> **Consigna 1**: Enumera todos los países mencionados en el texto sobre el aniversario de los franciscanos de la Cruz Blanca como lugares de procedencia de los participantes en la Eucaristía.
> **Consigna 2**: Copia del texto sobre el aniversario de los franciscanos de la Cruz Blanca el fragmento que va desde "La aprobación canónica" hasta "Carlos Amigo Vallejo.".
> **Consigna 3**: Prosigue el texto sobre el aniversario de los franciscanos de la Cruz Blanca a partir de su última oración.

> **Texto de lectura**:
_ _ _
Los hermanos franciscanos de la Cruz Blanca se reúnen en la Archidiócesis de Sevilla para clausurar el 50 aniversario de su aprobación canónica. Tras un año de celebraciones bajo el lema ‘Acoger, acompañar y transformar’, la Parroquia del Sagrario de la Catedral de Sevilla acogerá el próximo 20 de marzo la Eucaristía de Acción de gracias por este aniversario. En esta, prevista para las seis de la tarde, participarán miembros de la familia franciscana de la Cruz Blanca de España, Marruecos, Venezuela y Argentina.
La aprobación canónica de los hermanos franciscanos de Cruz Blanca tuvo lugar en Tánger el 27 de marzo de 1975 de la mano de quien era arzobispo de la diócesis, fray Carlos Amigo Vallejo.
_ _ _
> **Material proporcionado**:
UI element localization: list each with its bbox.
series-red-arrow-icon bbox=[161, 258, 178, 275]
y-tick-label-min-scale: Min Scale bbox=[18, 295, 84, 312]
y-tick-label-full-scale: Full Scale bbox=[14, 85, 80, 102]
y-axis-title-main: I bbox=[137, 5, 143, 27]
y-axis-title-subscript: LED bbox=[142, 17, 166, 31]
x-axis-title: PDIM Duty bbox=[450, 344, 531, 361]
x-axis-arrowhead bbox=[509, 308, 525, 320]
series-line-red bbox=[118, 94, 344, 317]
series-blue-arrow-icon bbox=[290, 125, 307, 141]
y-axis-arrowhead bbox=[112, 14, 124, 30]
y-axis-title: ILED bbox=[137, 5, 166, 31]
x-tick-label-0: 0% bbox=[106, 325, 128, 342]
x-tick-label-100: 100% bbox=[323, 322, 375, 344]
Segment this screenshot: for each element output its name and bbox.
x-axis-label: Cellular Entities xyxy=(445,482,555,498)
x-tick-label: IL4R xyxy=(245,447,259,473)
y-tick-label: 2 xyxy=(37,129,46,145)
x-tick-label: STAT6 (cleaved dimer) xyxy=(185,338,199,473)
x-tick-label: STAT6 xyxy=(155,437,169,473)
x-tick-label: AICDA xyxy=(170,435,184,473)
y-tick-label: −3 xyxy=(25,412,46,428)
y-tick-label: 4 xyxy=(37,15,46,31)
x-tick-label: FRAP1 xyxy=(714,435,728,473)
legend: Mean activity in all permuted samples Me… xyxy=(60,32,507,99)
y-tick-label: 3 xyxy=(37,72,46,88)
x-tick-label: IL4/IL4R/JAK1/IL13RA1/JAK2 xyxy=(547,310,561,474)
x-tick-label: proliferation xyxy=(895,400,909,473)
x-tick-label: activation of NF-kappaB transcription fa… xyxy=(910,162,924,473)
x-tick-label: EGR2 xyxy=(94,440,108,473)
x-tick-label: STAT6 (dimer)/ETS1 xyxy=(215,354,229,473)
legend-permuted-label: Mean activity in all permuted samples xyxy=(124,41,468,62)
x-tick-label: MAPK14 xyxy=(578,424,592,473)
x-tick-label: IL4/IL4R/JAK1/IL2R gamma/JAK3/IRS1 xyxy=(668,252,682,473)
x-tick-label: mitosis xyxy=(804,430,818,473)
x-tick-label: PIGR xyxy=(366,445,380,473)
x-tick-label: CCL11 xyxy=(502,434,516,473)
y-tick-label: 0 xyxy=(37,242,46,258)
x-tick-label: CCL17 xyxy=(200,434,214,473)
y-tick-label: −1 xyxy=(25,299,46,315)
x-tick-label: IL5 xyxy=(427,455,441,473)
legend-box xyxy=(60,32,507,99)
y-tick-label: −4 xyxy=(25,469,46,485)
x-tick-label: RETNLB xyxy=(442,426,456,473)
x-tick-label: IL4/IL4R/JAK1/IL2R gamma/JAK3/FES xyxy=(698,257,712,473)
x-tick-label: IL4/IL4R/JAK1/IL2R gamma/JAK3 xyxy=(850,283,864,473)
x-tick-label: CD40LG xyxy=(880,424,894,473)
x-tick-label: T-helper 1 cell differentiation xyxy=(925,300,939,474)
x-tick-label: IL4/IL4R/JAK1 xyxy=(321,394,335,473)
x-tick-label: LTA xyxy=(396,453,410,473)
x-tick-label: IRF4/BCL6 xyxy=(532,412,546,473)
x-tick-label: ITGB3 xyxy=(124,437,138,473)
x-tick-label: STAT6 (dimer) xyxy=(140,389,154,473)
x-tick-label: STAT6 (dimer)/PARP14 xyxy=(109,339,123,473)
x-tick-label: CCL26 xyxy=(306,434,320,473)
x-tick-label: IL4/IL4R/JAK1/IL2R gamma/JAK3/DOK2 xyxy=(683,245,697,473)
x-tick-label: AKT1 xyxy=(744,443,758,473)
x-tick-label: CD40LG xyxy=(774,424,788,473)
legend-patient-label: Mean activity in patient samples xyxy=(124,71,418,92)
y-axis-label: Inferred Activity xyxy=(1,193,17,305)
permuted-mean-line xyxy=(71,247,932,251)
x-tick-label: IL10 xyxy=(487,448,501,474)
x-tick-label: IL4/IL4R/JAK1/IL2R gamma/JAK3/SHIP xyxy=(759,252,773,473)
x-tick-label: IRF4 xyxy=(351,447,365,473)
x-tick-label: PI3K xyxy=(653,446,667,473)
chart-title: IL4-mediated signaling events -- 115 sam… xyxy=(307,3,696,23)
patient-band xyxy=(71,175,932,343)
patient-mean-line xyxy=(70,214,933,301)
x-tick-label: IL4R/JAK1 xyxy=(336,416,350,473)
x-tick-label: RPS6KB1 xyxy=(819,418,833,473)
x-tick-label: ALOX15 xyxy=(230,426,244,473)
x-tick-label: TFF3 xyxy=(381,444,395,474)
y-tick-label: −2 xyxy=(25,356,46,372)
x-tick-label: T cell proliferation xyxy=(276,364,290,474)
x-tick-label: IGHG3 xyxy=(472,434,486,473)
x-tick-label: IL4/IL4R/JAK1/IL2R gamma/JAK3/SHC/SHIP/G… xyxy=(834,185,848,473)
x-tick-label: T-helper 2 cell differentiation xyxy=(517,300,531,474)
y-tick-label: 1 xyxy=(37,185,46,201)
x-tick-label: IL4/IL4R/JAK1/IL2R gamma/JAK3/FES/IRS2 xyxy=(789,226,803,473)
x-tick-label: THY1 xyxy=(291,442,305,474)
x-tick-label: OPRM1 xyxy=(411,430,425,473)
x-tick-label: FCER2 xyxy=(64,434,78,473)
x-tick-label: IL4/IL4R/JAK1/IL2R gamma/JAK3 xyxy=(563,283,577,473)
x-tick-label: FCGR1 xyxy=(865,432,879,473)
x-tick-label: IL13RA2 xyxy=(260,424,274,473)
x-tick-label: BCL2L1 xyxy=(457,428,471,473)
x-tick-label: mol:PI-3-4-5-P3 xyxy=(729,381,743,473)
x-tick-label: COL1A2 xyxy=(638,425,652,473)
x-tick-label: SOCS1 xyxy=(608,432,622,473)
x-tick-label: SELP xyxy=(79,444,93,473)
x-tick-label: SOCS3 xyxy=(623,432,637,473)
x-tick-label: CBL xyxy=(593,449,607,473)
_ _ _
> **Respuesta final 1**: España, Marruecos, Venezuela, Argentina

> **Respuesta final 2**:
La aprobación canónica de los hermanos franciscanos de Cruz Blanca tuvo lugar en Tánger el 27 de marzo de 1975 de la mano de quien era arzobispo de la diócesis, fray Carlos Amigo Vallejo.

> **Respuesta final 3**:
50 años siendo casa y familia
La historia de los hermanos franciscanos de Cruz Blanca comienza a mediados de los años sesenta cuando Isidoro Lezcano, fundador, y un pequeño grupo de personas voluntarias decidieron vivir el Evangelio desde la cercanía con las personas más vulnerables y empobrecidas de la sociedad.
En sus inicios se establecieron en las ciudades de Ceuta y Tánger, sin grandes estructuras ni recursos, abrieron una primera casa donde compartir la vida con personas enfermas, sin hogar y profundamente solas. El joven Isidoro Lezcano conocía muy bien la realidad de las personas desde su servicio como voluntario en el hospital donde hacía de enfermero, un muchacho de 25 años con un solo deseo: atender a los enfermos incurables, a las personas que no tenían un hogar y crear una familia más allá de los lazos de sangre, donde cada persona pudiera ayudar en las tareas y se sintiera acogida en su casa. Este sueño se hizo realidad.
Aquella experiencia fue creciendo y consolidándose hasta que la Iglesia reconoció oficialmente a los hermanos franciscanos de Cruz Blanca y su carisma de servicio, caridad y hospitalidad mediante su aprobación canónica, hace ahora 50 años.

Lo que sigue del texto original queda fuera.